### Written request
Reproduce each line bearing the word "short".

### Records shown
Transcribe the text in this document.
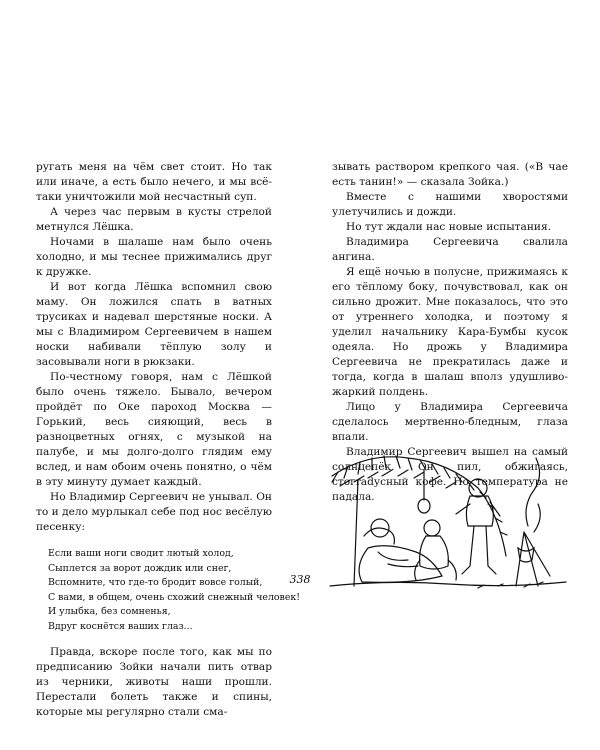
ругать меня на чём свет стоит. Но так или иначе, а есть было нечего, и мы всё-таки уничтожили мой несчастный суп.

А через час первым в кусты стрелой метнулся Лёшка.

Ночами в шалаше нам было очень холодно, и мы теснее прижимались друг к дружке.

И вот когда Лёшка вспомнил свою маму. Он ложился спать в ватных трусиках и надевал шерстяные носки. А мы с Владимиром Сергеевичем в нашем носки набивали тёплую золу и засовывали ноги в рюкзаки.

По-честному говоря, нам с Лёшкой было очень тяжело. Бывало, вечером пройдёт по Оке пароход Москва — Горький, весь сияющий, весь в разноцветных огнях, с музыкой на палубе, и мы долго-долго глядим ему вслед, и нам обоим очень понятно, о чём в эту минуту думает каждый.

Но Владимир Сергеевич не унывал. Он то и дело мурлыкал себе под нос весёлую песенку:

Если ваши ноги сводит лютый холод,
Сыплется за ворот дождик или снег,
Вспомните, что где-то бродит вовсе голый,
С вами, в общем, очень схожий снежный человек!
И улыбка, без сомненья,
Вдруг коснётся ваших глаз...

Правда, вскоре после того, как мы по предписанию Зойки начали пить отвар из черники, животы наши прошли. Перестали болеть также и спины, которые мы регулярно стали сма-

зывать раствором крепкого чая. («В чае есть танин!» — сказала Зойка.)

Вместе с нашими хворостями улетучились и дожди.

Но тут ждали нас новые испытания.

Владимира Сергеевича свалила ангина.

Я ещё ночью в полусне, прижимаясь к его тёплому боку, почувствовал, как он сильно дрожит. Мне показалось, что это от утреннего холодка, и поэтому я уделил начальнику Кара-Бумбы кусок одеяла. Но дрожь у Владимира Сергеевича не прекратилась даже и тогда, когда в шалаш вполз удушливо-жаркий полдень.

Лицо у Владимира Сергеевича сделалось мертвенно-бледным, глаза впали.

Владимир Сергеевич вышел на самый солнцепёк. Он пил, обжигаясь, стогradусный кофе. Но температура не падала.

338
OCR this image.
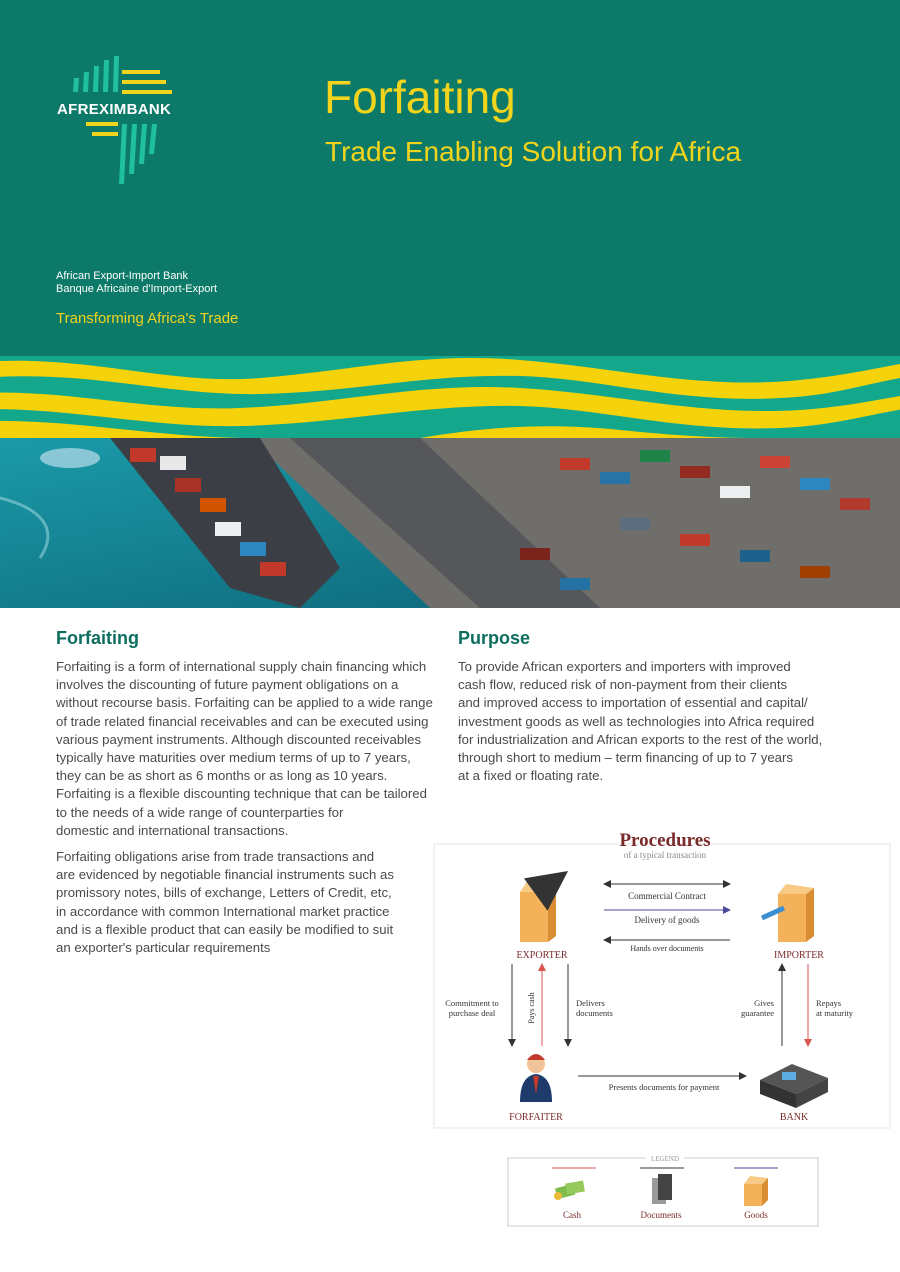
AFREXIMBANK	Forfaiting
Trade Enabling Solution for Africa
African Export-Import Bank
Banque Africaine d'Import-Export
Transforming Africa's Trade
Forfaiting
Forfaiting is a form of international supply chain financing which
involves the discounting of future payment obligations on a
without recourse basis. Forfaiting can be applied to a wide range
of trade related financial receivables and can be executed using
various payment instruments. Although discounted receivables
typically have maturities over medium terms of up to 7 years,
they can be as short as 6 months or as long as 10 years.
Forfaiting is a flexible discounting technique that can be tailored
to the needs of a wide range of counterparties for
domestic and international transactions.
Forfaiting obligations arise from trade transactions and
are evidenced by negotiable financial instruments such as
promissory notes, bills of exchange, Letters of Credit, etc,
in accordance with common International market practice
and is a flexible product that can easily be modified to suit
an exporter's particular requirements
Purpose
To provide African exporters and importers with improved
cash flow, reduced risk of non-payment from their clients
and improved access to importation of essential and capital/
investment goods as well as technologies into Africa required
for industrialization and African exports to the rest of the world,
through short to medium – term financing of up to 7 years
at a fixed or floating rate.
Procedures
of a typical transaction
EXPORTER	IMPORTER
Commercial Contract
Delivery of goods
Hands over documents
Commitment to
purchase deal	Pays cash	Delivers
documents
Gives
guarantee
Repays
at maturity
FORFAITER	BANK
Presents documents for payment
LEGEND
Cash	Documents	Goods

### The output
they can be as short as 6 months or as long as 10 years.
through short to medium – term financing of up to 7 years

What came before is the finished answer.